- [Aim of the exercise]: Copy out all the lines exactly. Omit pictures.
_ _ _ _ _
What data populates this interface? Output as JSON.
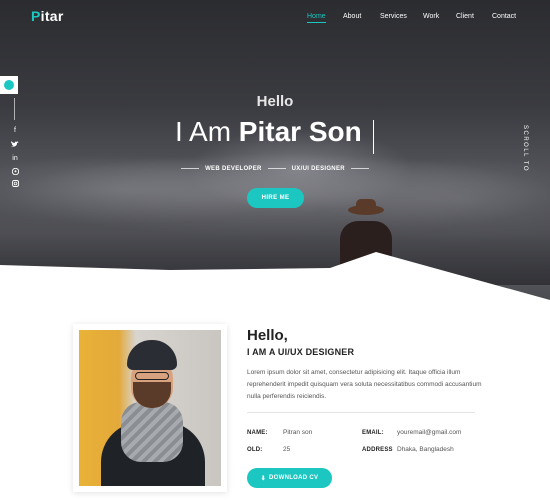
{
  "brand": {
    "logo_initial": "P",
    "logo_rest": "itar"
  },
  "nav": {
    "items": [
      "Home",
      "About",
      "Services",
      "Work",
      "Client",
      "Contact"
    ],
    "active": "Home"
  },
  "social": [
    "f",
    "t",
    "in",
    "p",
    "ig"
  ],
  "hero": {
    "greeting": "Hello",
    "title_prefix": "I Am",
    "title_name": "Pitar Son",
    "role_1": "WEB DEVELOPER",
    "role_2": "UX/UI DESIGNER",
    "cta": "HIRE ME",
    "scroll_label": "SCROLL TO"
  },
  "about": {
    "greeting": "Hello,",
    "role": "I AM A UI/UX DESIGNER",
    "text": "Lorem ipsum dolor sit amet, consectetur adipisicing elit. Itaque officia illum reprehenderit impedit quisquam vera soluta necessitatibus commodi accusantium nulla perferendis reiciendis.",
    "info": {
      "name_label": "NAME:",
      "name_value": "Pitran son",
      "email_label": "EMAIL:",
      "email_value": "youremail@gmail.com",
      "old_label": "OLD:",
      "old_value": "25",
      "address_label": "ADDRESS",
      "address_value": "Dhaka, Bangladesh"
    },
    "download": "DOWNLOAD CV"
  },
  "colors": {
    "accent": "#1cc7c1",
    "dark": "#222222"
  }
}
_ _ _ _ _
- [Reply to the task]:
What data populates this interface? Output as JSON.
{
  "brand": {
    "logo_initial": "P",
    "logo_rest": "itar"
  },
  "nav": {
    "items": [
      "Home",
      "About",
      "Services",
      "Work",
      "Client",
      "Contact"
    ],
    "active": "Home"
  },
  "social": [
    "f",
    "t",
    "in",
    "p",
    "ig"
  ],
  "hero": {
    "greeting": "Hello",
    "title_prefix": "I Am",
    "title_name": "Pitar Son",
    "role_1": "WEB DEVELOPER",
    "role_2": "UX/UI DESIGNER",
    "cta": "HIRE ME",
    "scroll_label": "SCROLL TO"
  },
  "about": {
    "greeting": "Hello,",
    "role": "I AM A UI/UX DESIGNER",
    "text": "Lorem ipsum dolor sit amet, consectetur adipisicing elit. Itaque officia illum reprehenderit impedit quisquam vera soluta necessitatibus commodi accusantium nulla perferendis reiciendis.",
    "info": {
      "name_label": "NAME:",
      "name_value": "Pitran son",
      "email_label": "EMAIL:",
      "email_value": "youremail@gmail.com",
      "old_label": "OLD:",
      "old_value": "25",
      "address_label": "ADDRESS",
      "address_value": "Dhaka, Bangladesh"
    },
    "download": "DOWNLOAD CV"
  },
  "colors": {
    "accent": "#1cc7c1",
    "dark": "#222222"
  }
}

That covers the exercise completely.